# Task prompt:
Extract the text of every entry below exactly; leave images out.

# Task inputs:
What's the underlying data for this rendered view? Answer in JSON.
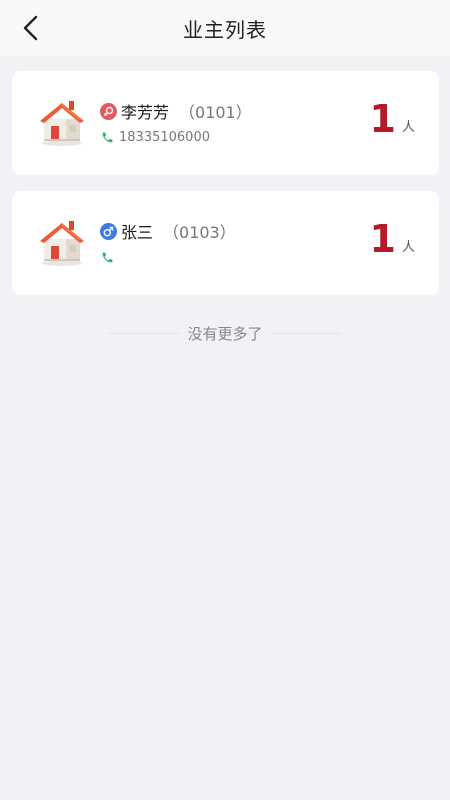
{
  "header": {
    "title": "业主列表"
  },
  "owners": [
    {
      "gender": "female",
      "name": "李芳芳",
      "code": "（0101）",
      "phone": "18335106000",
      "count": "1",
      "unit": "人"
    },
    {
      "gender": "male",
      "name": "张三",
      "code": "（0103）",
      "phone": "",
      "count": "1",
      "unit": "人"
    }
  ],
  "footer": {
    "no_more": "没有更多了"
  },
  "colors": {
    "accent_count": "#b31b2a",
    "female": "#e05a5e",
    "male": "#3e7be0",
    "phone": "#2bb36b"
  },
  "icons": {
    "back": "chevron-left-icon",
    "house": "house-icon",
    "phone": "phone-icon",
    "female": "female-icon",
    "male": "male-icon"
  }
}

# Written response:
What's the underlying data for this rendered view? Answer in JSON.
{
  "header": {
    "title": "业主列表"
  },
  "owners": [
    {
      "gender": "female",
      "name": "李芳芳",
      "code": "（0101）",
      "phone": "18335106000",
      "count": "1",
      "unit": "人"
    },
    {
      "gender": "male",
      "name": "张三",
      "code": "（0103）",
      "phone": "",
      "count": "1",
      "unit": "人"
    }
  ],
  "footer": {
    "no_more": "没有更多了"
  },
  "colors": {
    "accent_count": "#b31b2a",
    "female": "#e05a5e",
    "male": "#3e7be0",
    "phone": "#2bb36b"
  },
  "icons": {
    "back": "chevron-left-icon",
    "house": "house-icon",
    "phone": "phone-icon",
    "female": "female-icon",
    "male": "male-icon"
  }
}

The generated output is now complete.